■ **WORK INSTRUCTIONS**:
Write each line word for word, from the line that contains "OCR this image." through the last line of the material below.

-=-=-=-=-

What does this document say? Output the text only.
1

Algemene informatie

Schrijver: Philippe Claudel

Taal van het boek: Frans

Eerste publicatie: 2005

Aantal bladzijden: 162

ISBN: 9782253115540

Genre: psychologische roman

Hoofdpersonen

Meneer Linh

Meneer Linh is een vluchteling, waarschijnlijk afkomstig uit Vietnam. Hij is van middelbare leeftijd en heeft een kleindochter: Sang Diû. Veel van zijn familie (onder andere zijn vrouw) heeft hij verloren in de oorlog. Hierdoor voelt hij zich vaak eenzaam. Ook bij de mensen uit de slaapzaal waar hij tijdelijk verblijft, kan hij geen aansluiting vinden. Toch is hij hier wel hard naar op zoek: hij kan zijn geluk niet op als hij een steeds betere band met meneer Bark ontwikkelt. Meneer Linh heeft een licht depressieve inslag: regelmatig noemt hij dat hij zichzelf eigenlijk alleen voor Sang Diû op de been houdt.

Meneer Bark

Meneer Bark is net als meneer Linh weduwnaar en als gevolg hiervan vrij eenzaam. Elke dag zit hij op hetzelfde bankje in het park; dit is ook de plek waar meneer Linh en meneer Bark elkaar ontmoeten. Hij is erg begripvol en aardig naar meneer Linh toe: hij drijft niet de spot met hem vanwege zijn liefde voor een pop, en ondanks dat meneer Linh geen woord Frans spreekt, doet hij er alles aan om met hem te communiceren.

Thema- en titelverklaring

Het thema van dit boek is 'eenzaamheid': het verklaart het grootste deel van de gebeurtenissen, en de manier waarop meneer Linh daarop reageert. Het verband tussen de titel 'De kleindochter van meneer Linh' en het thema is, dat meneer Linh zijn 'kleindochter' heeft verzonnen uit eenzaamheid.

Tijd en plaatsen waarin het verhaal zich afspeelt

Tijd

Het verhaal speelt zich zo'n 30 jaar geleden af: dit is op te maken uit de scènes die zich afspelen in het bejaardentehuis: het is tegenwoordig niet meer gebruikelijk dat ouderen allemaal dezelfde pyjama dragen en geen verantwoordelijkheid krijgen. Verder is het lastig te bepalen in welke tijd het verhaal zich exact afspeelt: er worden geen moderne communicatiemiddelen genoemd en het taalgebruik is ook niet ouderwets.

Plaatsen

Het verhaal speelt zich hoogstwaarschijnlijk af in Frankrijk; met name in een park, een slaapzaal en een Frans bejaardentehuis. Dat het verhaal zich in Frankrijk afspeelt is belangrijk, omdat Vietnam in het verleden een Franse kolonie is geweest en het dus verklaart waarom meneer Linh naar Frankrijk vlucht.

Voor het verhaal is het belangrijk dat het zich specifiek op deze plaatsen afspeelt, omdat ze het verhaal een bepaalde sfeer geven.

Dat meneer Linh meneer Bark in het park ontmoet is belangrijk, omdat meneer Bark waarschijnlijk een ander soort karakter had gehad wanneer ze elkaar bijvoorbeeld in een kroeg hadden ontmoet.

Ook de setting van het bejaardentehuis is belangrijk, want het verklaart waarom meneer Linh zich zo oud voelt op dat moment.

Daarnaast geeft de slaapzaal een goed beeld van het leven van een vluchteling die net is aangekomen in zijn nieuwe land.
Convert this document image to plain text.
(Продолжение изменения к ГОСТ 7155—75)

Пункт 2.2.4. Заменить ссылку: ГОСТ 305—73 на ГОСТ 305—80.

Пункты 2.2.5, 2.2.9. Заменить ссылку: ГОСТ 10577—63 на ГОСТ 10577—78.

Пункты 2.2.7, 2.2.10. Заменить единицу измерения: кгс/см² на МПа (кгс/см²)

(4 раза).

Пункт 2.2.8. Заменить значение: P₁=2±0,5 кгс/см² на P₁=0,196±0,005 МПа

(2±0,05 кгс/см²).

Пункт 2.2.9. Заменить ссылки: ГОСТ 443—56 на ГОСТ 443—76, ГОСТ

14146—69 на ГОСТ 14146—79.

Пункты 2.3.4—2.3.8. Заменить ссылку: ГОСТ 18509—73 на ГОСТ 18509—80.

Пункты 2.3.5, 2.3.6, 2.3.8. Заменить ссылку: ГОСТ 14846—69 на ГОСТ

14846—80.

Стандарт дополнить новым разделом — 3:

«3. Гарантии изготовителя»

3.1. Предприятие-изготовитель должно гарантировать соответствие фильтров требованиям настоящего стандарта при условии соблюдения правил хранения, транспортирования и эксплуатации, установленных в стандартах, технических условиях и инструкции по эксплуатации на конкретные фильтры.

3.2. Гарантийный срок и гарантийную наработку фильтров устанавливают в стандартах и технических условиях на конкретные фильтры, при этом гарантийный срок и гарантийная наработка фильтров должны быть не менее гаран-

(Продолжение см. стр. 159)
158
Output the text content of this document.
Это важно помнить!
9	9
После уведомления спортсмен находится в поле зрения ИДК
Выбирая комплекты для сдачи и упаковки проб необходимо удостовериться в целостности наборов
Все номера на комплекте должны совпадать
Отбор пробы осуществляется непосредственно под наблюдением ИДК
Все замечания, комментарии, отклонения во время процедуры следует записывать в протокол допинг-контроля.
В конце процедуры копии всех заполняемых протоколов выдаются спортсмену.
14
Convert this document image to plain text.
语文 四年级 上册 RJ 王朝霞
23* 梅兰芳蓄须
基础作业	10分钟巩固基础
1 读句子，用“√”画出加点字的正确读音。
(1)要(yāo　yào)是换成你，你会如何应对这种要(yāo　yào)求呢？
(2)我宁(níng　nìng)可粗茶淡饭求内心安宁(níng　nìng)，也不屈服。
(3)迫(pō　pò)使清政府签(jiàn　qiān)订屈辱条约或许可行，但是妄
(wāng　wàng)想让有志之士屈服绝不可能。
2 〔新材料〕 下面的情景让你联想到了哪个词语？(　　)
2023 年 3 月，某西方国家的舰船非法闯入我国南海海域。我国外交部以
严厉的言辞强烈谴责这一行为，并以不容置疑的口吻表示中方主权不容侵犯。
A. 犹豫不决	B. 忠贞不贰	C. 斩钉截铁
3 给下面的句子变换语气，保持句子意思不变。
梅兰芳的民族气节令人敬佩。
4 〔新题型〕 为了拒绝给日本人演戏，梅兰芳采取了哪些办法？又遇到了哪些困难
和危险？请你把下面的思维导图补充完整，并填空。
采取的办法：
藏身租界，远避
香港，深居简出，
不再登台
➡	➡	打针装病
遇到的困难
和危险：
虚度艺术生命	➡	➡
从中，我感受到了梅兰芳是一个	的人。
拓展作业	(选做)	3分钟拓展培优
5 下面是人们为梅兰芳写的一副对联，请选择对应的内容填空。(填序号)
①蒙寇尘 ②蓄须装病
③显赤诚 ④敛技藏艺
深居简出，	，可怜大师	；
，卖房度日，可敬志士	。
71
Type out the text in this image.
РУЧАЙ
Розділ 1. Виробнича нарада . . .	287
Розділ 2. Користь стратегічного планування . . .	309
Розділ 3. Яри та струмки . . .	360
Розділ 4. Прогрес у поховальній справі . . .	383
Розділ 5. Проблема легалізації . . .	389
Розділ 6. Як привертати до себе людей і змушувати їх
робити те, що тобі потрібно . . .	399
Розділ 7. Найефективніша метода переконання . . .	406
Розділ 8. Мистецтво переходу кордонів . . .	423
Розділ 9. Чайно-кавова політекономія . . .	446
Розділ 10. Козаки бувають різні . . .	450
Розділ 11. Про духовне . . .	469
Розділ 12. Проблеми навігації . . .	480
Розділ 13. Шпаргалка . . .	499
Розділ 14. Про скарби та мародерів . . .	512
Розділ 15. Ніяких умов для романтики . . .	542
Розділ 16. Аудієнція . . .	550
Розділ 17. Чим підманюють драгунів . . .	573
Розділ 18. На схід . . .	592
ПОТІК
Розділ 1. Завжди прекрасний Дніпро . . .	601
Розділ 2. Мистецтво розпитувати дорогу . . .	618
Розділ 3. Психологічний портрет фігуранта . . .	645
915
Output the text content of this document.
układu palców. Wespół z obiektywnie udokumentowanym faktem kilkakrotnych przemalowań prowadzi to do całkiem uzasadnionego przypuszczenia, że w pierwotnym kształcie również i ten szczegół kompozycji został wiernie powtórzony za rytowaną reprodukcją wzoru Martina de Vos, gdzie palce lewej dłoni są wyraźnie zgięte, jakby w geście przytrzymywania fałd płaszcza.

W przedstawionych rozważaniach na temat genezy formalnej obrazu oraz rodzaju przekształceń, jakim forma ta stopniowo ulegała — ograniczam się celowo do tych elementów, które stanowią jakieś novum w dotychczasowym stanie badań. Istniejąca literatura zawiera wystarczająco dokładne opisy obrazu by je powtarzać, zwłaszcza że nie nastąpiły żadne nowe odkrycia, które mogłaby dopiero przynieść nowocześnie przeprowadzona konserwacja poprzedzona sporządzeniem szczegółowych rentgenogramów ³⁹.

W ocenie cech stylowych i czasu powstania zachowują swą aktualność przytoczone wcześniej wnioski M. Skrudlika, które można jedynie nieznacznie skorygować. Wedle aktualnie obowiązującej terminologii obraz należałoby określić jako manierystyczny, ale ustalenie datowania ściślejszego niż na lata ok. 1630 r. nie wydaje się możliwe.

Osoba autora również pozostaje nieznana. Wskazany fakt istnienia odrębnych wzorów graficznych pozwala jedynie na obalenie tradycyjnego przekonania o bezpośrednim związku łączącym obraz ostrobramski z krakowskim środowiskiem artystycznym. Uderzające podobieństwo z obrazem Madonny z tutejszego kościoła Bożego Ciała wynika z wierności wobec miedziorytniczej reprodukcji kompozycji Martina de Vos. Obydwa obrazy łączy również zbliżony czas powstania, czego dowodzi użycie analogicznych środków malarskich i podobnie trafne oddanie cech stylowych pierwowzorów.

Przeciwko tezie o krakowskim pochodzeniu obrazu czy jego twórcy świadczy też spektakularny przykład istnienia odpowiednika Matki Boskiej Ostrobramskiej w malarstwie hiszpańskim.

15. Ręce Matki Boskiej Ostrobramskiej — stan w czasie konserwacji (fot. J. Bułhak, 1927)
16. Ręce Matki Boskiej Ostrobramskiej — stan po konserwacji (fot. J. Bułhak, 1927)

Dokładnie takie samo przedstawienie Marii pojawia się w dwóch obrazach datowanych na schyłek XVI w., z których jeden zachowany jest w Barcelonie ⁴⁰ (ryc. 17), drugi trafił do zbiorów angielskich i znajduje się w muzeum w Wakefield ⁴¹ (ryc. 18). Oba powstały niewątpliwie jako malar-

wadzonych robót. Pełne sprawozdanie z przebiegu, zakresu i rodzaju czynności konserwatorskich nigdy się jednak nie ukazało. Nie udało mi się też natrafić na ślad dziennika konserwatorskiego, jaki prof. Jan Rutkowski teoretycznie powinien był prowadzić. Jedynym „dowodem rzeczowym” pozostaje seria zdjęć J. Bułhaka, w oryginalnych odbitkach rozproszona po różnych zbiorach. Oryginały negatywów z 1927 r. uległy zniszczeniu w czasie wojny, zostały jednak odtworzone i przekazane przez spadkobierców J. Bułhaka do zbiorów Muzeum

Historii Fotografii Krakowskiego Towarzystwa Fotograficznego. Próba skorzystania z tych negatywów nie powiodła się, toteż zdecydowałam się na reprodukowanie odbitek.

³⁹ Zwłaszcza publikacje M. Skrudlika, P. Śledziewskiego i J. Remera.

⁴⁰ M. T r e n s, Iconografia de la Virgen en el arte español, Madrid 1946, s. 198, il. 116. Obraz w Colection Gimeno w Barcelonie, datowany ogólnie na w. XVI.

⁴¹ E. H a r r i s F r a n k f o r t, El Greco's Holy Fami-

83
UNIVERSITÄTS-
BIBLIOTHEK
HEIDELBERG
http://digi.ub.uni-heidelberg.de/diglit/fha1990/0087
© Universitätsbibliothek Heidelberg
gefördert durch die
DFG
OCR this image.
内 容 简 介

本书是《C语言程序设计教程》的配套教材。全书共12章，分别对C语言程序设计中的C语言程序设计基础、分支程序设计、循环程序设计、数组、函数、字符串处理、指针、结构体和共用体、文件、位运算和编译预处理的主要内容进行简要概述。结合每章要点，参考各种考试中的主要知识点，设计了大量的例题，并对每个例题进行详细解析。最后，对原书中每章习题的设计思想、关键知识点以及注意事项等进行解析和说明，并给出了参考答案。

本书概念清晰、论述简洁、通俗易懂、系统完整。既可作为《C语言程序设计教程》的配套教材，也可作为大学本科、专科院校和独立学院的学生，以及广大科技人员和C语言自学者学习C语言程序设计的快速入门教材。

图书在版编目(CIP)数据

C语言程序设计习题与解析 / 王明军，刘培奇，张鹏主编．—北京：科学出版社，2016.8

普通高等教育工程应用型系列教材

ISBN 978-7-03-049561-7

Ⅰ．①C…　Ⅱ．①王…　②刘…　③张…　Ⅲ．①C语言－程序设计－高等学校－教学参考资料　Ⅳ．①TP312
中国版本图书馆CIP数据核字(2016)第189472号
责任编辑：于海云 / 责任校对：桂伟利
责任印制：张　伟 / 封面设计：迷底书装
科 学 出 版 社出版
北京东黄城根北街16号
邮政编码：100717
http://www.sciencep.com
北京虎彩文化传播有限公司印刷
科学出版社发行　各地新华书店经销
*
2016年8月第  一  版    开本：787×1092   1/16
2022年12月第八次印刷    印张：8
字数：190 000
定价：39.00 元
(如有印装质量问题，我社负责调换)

-=-=-=-=-

■ **TASK RESULT**:
OCR this image.
内 容 简 介

本书是《C语言程序设计教程》的配套教材。全书共12章，分别对C语言程序设计中的C语言程序设计基础、分支程序设计、循环程序设计、数组、函数、字符串处理、指针、结构体和共用体、文件、位运算和编译预处理的主要内容进行简要概述。结合每章要点，参考各种考试中的主要知识点，设计了大量的例题，并对每个例题进行详细解析。最后，对原书中每章习题的设计思想、关键知识点以及注意事项等进行解析和说明，并给出了参考答案。

本书概念清晰、论述简洁、通俗易懂、系统完整。既可作为《C语言程序设计教程》的配套教材，也可作为大学本科、专科院校和独立学院的学生，以及广大科技人员和C语言自学者学习C语言程序设计的快速入门教材。

图书在版编目(CIP)数据

C语言程序设计习题与解析 / 王明军，刘培奇，张鹏主编．—北京：科学出版社，2016.8

普通高等教育工程应用型系列教材

ISBN 978-7-03-049561-7

Ⅰ．①C…　Ⅱ．①王…　②刘…　③张…　Ⅲ．①C语言－程序设计－高等学校－教学参考资料　Ⅳ．①TP312
中国版本图书馆CIP数据核字(2016)第189472号
责任编辑：于海云 / 责任校对：桂伟利
责任印制：张　伟 / 封面设计：迷底书装
科 学 出 版 社出版
北京东黄城根北街16号
邮政编码：100717
http://www.sciencep.com
北京虎彩文化传播有限公司印刷
科学出版社发行　各地新华书店经销
*
2016年8月第  一  版    开本：787×1092   1/16
2022年12月第八次印刷    印张：8
字数：190 000
定价：39.00 元
(如有印装质量问题，我社负责调换)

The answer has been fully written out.